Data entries
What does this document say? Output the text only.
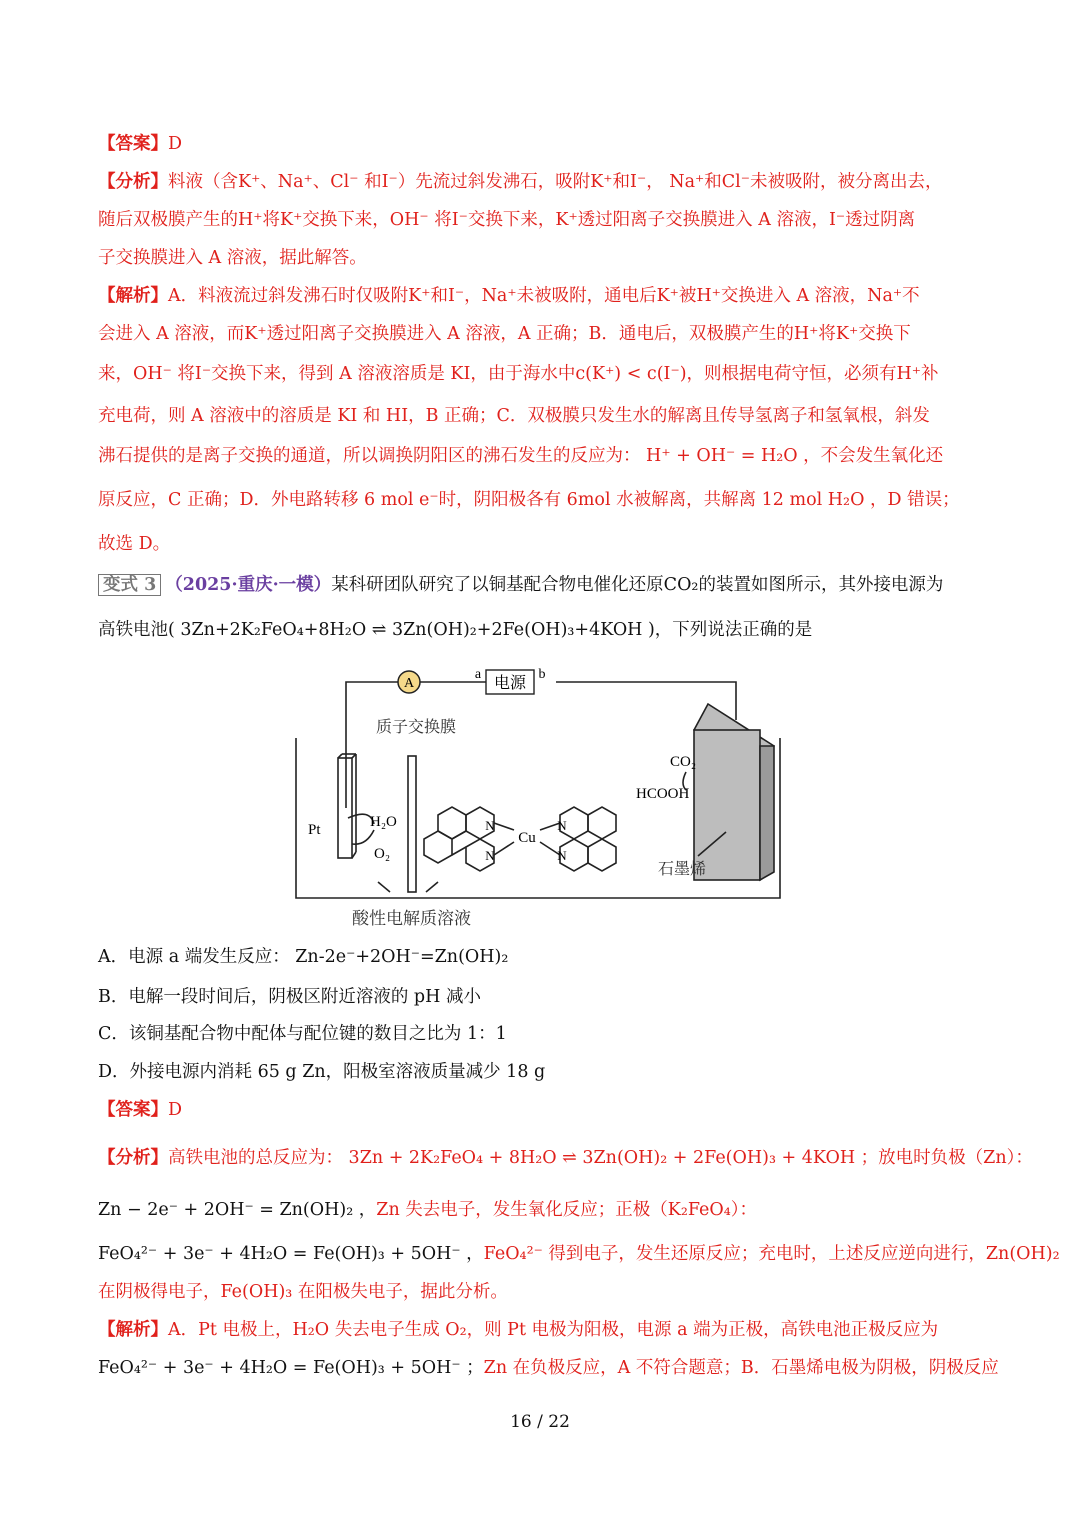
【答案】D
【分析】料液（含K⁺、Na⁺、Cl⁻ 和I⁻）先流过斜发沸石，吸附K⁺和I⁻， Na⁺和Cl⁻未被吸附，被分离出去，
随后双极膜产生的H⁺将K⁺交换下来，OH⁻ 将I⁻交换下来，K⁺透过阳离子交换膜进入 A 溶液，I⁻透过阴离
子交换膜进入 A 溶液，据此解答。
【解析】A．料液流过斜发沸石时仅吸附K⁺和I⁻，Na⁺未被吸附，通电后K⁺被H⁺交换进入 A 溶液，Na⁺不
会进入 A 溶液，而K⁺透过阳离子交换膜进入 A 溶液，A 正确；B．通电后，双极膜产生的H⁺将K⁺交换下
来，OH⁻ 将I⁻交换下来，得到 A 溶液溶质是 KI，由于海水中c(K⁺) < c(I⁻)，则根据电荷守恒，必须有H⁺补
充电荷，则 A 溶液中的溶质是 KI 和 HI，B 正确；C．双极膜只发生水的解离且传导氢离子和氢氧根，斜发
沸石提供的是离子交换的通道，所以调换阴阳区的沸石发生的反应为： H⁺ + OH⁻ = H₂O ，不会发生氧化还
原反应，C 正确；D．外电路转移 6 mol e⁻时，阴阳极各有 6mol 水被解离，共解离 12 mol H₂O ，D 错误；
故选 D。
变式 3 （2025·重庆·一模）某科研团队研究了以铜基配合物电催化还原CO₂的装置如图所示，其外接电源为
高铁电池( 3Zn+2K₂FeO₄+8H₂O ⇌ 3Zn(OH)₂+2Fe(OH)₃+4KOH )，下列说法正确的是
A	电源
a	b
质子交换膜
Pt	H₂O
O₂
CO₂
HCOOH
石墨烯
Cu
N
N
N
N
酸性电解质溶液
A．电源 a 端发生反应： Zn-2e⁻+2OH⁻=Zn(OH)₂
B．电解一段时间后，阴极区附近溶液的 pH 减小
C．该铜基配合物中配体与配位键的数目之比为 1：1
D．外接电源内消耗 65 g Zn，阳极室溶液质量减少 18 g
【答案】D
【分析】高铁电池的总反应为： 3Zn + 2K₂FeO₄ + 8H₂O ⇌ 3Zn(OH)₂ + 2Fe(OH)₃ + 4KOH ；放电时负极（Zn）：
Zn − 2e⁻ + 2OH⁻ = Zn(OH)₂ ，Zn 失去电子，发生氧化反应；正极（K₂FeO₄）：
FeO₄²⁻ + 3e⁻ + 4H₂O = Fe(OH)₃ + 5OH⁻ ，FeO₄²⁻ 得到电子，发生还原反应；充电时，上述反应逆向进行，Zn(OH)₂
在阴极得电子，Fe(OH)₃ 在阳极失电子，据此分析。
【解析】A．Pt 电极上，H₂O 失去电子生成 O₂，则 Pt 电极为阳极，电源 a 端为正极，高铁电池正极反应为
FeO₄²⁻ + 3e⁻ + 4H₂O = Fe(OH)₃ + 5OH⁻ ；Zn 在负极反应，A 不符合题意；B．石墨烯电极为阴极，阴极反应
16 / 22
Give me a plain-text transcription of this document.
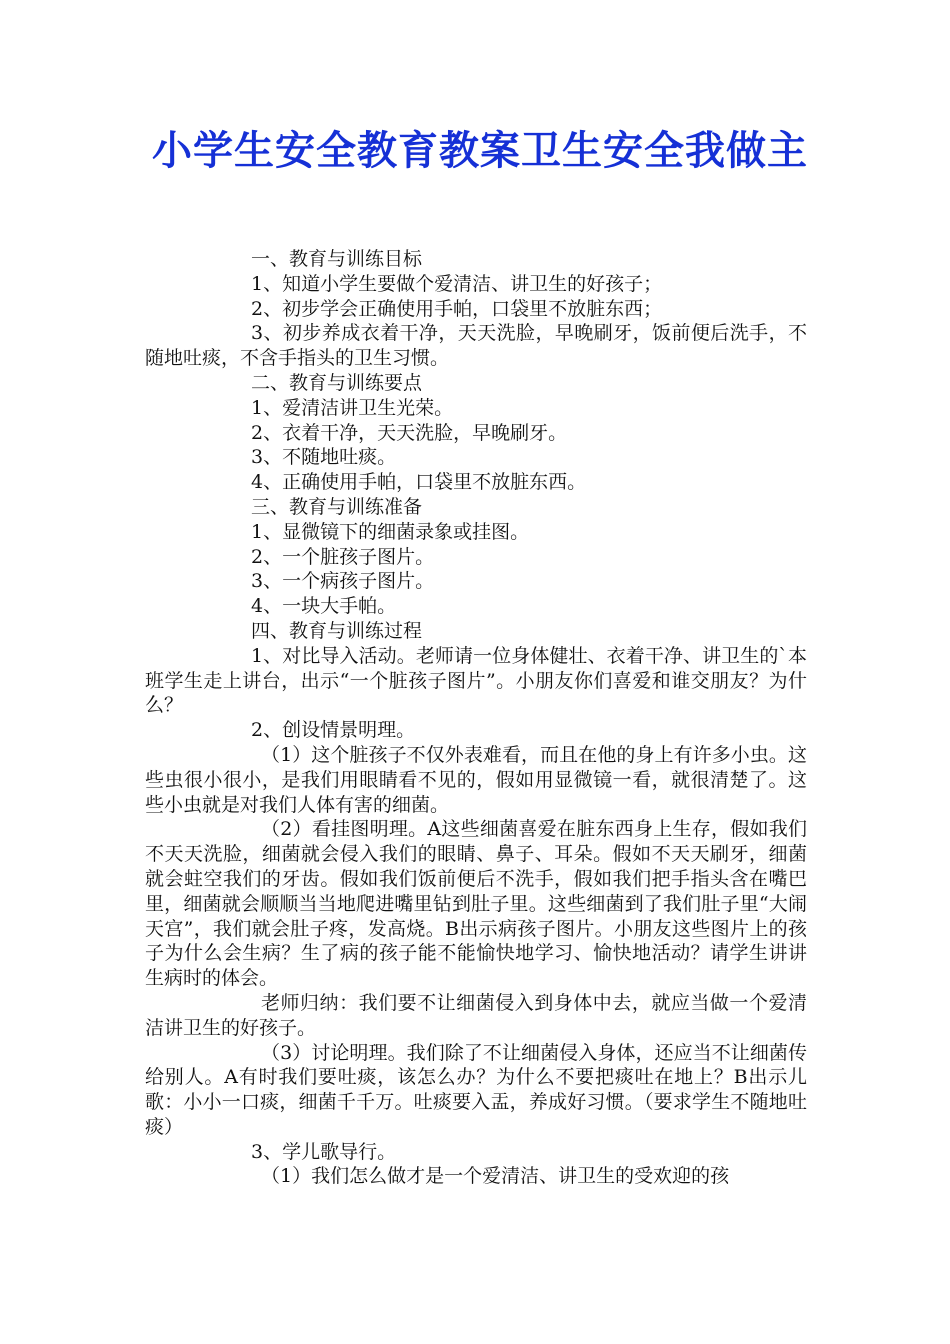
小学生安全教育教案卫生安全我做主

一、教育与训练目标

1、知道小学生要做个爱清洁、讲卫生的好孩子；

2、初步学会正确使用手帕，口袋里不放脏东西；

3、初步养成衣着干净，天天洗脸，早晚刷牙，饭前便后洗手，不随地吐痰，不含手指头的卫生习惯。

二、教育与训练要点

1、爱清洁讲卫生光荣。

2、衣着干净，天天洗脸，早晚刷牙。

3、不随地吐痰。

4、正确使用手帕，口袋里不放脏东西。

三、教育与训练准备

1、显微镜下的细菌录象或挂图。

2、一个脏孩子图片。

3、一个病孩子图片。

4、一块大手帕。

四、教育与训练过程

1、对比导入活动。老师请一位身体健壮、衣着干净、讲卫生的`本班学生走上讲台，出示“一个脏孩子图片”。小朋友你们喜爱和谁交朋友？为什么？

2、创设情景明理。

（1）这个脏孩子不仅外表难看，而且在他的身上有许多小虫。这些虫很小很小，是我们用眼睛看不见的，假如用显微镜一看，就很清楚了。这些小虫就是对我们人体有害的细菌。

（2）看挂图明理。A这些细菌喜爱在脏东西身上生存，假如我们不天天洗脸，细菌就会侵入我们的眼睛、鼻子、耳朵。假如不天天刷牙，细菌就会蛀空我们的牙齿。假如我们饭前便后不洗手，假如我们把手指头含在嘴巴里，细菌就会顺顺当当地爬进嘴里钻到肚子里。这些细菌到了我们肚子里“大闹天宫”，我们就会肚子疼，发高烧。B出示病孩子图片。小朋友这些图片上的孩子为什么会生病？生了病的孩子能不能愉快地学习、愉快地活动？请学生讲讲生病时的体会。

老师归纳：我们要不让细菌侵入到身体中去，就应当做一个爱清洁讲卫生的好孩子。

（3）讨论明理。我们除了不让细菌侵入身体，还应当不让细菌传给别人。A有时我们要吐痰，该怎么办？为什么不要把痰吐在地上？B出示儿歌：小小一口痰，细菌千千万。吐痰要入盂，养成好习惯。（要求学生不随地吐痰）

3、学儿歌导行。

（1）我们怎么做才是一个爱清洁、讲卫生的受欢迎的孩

> [WHAT IS REQUIRED] Return the listing above unchanged, apart from dropping its pictures.

> [RESULT FOR THIS EXERCISE]
What does this document say? Output the text only.
【答案】D
【分析】料液（含K⁺、Na⁺、Cl⁻ 和I⁻）先流过斜发沸石，吸附K⁺和I⁻， Na⁺和Cl⁻未被吸附，被分离出去，
随后双极膜产生的H⁺将K⁺交换下来，OH⁻ 将I⁻交换下来，K⁺透过阳离子交换膜进入 A 溶液，I⁻透过阴离
子交换膜进入 A 溶液，据此解答。
【解析】A．料液流过斜发沸石时仅吸附K⁺和I⁻，Na⁺未被吸附，通电后K⁺被H⁺交换进入 A 溶液，Na⁺不
会进入 A 溶液，而K⁺透过阳离子交换膜进入 A 溶液，A 正确；B．通电后，双极膜产生的H⁺将K⁺交换下
来，OH⁻ 将I⁻交换下来，得到 A 溶液溶质是 KI，由于海水中c(K⁺) < c(I⁻)，则根据电荷守恒，必须有H⁺补
充电荷，则 A 溶液中的溶质是 KI 和 HI，B 正确；C．双极膜只发生水的解离且传导氢离子和氢氧根，斜发
沸石提供的是离子交换的通道，所以调换阴阳区的沸石发生的反应为： H⁺ + OH⁻ = H₂O ，不会发生氧化还
原反应，C 正确；D．外电路转移 6 mol e⁻时，阴阳极各有 6mol 水被解离，共解离 12 mol H₂O ，D 错误；
故选 D。
变式 3 （2025·重庆·一模）某科研团队研究了以铜基配合物电催化还原CO₂的装置如图所示，其外接电源为
高铁电池( 3Zn+2K₂FeO₄+8H₂O ⇌ 3Zn(OH)₂+2Fe(OH)₃+4KOH )，下列说法正确的是
A	电源
a	b
质子交换膜
Pt	H₂O
O₂
CO₂
HCOOH
石墨烯
Cu
N
N
N
N
酸性电解质溶液
A．电源 a 端发生反应： Zn-2e⁻+2OH⁻=Zn(OH)₂
B．电解一段时间后，阴极区附近溶液的 pH 减小
C．该铜基配合物中配体与配位键的数目之比为 1：1
D．外接电源内消耗 65 g Zn，阳极室溶液质量减少 18 g
【答案】D
【分析】高铁电池的总反应为： 3Zn + 2K₂FeO₄ + 8H₂O ⇌ 3Zn(OH)₂ + 2Fe(OH)₃ + 4KOH ；放电时负极（Zn）：
Zn − 2e⁻ + 2OH⁻ = Zn(OH)₂ ，Zn 失去电子，发生氧化反应；正极（K₂FeO₄）：
FeO₄²⁻ + 3e⁻ + 4H₂O = Fe(OH)₃ + 5OH⁻ ，FeO₄²⁻ 得到电子，发生还原反应；充电时，上述反应逆向进行，Zn(OH)₂
在阴极得电子，Fe(OH)₃ 在阳极失电子，据此分析。
【解析】A．Pt 电极上，H₂O 失去电子生成 O₂，则 Pt 电极为阳极，电源 a 端为正极，高铁电池正极反应为
FeO₄²⁻ + 3e⁻ + 4H₂O = Fe(OH)₃ + 5OH⁻ ；Zn 在负极反应，A 不符合题意；B．石墨烯电极为阴极，阴极反应
16 / 22
Give me a plain-text transcription of this document.
小学生安全教育教案卫生安全我做主

一、教育与训练目标

1、知道小学生要做个爱清洁、讲卫生的好孩子；

2、初步学会正确使用手帕，口袋里不放脏东西；

3、初步养成衣着干净，天天洗脸，早晚刷牙，饭前便后洗手，不随地吐痰，不含手指头的卫生习惯。

二、教育与训练要点

1、爱清洁讲卫生光荣。

2、衣着干净，天天洗脸，早晚刷牙。

3、不随地吐痰。

4、正确使用手帕，口袋里不放脏东西。

三、教育与训练准备

1、显微镜下的细菌录象或挂图。

2、一个脏孩子图片。

3、一个病孩子图片。

4、一块大手帕。

四、教育与训练过程

1、对比导入活动。老师请一位身体健壮、衣着干净、讲卫生的`本班学生走上讲台，出示“一个脏孩子图片”。小朋友你们喜爱和谁交朋友？为什么？

2、创设情景明理。

（1）这个脏孩子不仅外表难看，而且在他的身上有许多小虫。这些虫很小很小，是我们用眼睛看不见的，假如用显微镜一看，就很清楚了。这些小虫就是对我们人体有害的细菌。

（2）看挂图明理。A这些细菌喜爱在脏东西身上生存，假如我们不天天洗脸，细菌就会侵入我们的眼睛、鼻子、耳朵。假如不天天刷牙，细菌就会蛀空我们的牙齿。假如我们饭前便后不洗手，假如我们把手指头含在嘴巴里，细菌就会顺顺当当地爬进嘴里钻到肚子里。这些细菌到了我们肚子里“大闹天宫”，我们就会肚子疼，发高烧。B出示病孩子图片。小朋友这些图片上的孩子为什么会生病？生了病的孩子能不能愉快地学习、愉快地活动？请学生讲讲生病时的体会。

老师归纳：我们要不让细菌侵入到身体中去，就应当做一个爱清洁讲卫生的好孩子。

（3）讨论明理。我们除了不让细菌侵入身体，还应当不让细菌传给别人。A有时我们要吐痰，该怎么办？为什么不要把痰吐在地上？B出示儿歌：小小一口痰，细菌千千万。吐痰要入盂，养成好习惯。（要求学生不随地吐痰）

3、学儿歌导行。

（1）我们怎么做才是一个爱清洁、讲卫生的受欢迎的孩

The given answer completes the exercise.